• **DIRECTIVE**
Copy out all the records, word for word.

────────

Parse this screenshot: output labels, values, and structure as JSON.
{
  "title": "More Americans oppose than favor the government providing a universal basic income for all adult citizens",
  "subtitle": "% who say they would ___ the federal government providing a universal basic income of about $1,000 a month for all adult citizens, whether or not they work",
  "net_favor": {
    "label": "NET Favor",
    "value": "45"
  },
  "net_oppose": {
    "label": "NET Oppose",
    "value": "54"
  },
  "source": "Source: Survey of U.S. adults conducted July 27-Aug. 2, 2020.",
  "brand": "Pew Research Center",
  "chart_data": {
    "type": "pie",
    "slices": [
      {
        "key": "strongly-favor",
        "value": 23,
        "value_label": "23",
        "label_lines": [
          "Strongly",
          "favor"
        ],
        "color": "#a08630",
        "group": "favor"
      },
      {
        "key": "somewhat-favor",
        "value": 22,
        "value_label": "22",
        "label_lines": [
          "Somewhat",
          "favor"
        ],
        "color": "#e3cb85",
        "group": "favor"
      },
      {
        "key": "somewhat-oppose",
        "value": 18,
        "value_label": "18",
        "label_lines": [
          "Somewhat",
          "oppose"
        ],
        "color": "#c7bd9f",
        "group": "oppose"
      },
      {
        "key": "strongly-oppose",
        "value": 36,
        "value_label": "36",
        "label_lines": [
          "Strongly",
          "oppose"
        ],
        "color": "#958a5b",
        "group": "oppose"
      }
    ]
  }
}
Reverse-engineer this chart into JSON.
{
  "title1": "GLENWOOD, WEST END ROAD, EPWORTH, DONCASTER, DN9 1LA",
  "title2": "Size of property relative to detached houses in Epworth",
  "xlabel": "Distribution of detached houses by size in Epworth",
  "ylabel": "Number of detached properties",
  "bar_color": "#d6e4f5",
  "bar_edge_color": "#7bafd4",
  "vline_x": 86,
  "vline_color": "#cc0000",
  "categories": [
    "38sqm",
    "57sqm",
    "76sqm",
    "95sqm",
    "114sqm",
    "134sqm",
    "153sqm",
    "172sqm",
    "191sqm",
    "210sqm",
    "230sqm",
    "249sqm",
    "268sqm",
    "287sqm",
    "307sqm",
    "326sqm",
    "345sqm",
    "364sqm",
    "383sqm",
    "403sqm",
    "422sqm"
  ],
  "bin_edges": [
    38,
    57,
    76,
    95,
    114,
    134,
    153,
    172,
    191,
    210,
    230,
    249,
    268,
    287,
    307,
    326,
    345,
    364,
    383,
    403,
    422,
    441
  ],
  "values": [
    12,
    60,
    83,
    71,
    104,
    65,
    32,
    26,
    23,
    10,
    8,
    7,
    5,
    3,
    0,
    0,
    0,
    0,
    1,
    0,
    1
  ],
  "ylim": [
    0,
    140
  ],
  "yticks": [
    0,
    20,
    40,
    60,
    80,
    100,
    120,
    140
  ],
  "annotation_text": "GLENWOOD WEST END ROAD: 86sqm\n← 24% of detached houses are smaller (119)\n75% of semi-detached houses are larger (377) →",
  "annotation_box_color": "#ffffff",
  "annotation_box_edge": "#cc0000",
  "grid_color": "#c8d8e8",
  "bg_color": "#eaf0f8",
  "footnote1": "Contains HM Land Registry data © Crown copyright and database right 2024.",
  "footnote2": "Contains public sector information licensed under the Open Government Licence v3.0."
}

────────

• **SOLUTION**
Parse this screenshot: output labels, values, and structure as JSON.
{
  "title": "More Americans oppose than favor the government providing a universal basic income for all adult citizens",
  "subtitle": "% who say they would ___ the federal government providing a universal basic income of about $1,000 a month for all adult citizens, whether or not they work",
  "net_favor": {
    "label": "NET Favor",
    "value": "45"
  },
  "net_oppose": {
    "label": "NET Oppose",
    "value": "54"
  },
  "source": "Source: Survey of U.S. adults conducted July 27-Aug. 2, 2020.",
  "brand": "Pew Research Center",
  "chart_data": {
    "type": "pie",
    "slices": [
      {
        "key": "strongly-favor",
        "value": 23,
        "value_label": "23",
        "label_lines": [
          "Strongly",
          "favor"
        ],
        "color": "#a08630",
        "group": "favor"
      },
      {
        "key": "somewhat-favor",
        "value": 22,
        "value_label": "22",
        "label_lines": [
          "Somewhat",
          "favor"
        ],
        "color": "#e3cb85",
        "group": "favor"
      },
      {
        "key": "somewhat-oppose",
        "value": 18,
        "value_label": "18",
        "label_lines": [
          "Somewhat",
          "oppose"
        ],
        "color": "#c7bd9f",
        "group": "oppose"
      },
      {
        "key": "strongly-oppose",
        "value": 36,
        "value_label": "36",
        "label_lines": [
          "Strongly",
          "oppose"
        ],
        "color": "#958a5b",
        "group": "oppose"
      }
    ]
  }
}
Reverse-engineer this chart into JSON.
{
  "title1": "GLENWOOD, WEST END ROAD, EPWORTH, DONCASTER, DN9 1LA",
  "title2": "Size of property relative to detached houses in Epworth",
  "xlabel": "Distribution of detached houses by size in Epworth",
  "ylabel": "Number of detached properties",
  "bar_color": "#d6e4f5",
  "bar_edge_color": "#7bafd4",
  "vline_x": 86,
  "vline_color": "#cc0000",
  "categories": [
    "38sqm",
    "57sqm",
    "76sqm",
    "95sqm",
    "114sqm",
    "134sqm",
    "153sqm",
    "172sqm",
    "191sqm",
    "210sqm",
    "230sqm",
    "249sqm",
    "268sqm",
    "287sqm",
    "307sqm",
    "326sqm",
    "345sqm",
    "364sqm",
    "383sqm",
    "403sqm",
    "422sqm"
  ],
  "bin_edges": [
    38,
    57,
    76,
    95,
    114,
    134,
    153,
    172,
    191,
    210,
    230,
    249,
    268,
    287,
    307,
    326,
    345,
    364,
    383,
    403,
    422,
    441
  ],
  "values": [
    12,
    60,
    83,
    71,
    104,
    65,
    32,
    26,
    23,
    10,
    8,
    7,
    5,
    3,
    0,
    0,
    0,
    0,
    1,
    0,
    1
  ],
  "ylim": [
    0,
    140
  ],
  "yticks": [
    0,
    20,
    40,
    60,
    80,
    100,
    120,
    140
  ],
  "annotation_text": "GLENWOOD WEST END ROAD: 86sqm\n← 24% of detached houses are smaller (119)\n75% of semi-detached houses are larger (377) →",
  "annotation_box_color": "#ffffff",
  "annotation_box_edge": "#cc0000",
  "grid_color": "#c8d8e8",
  "bg_color": "#eaf0f8",
  "footnote1": "Contains HM Land Registry data © Crown copyright and database right 2024.",
  "footnote2": "Contains public sector information licensed under the Open Government Licence v3.0."
}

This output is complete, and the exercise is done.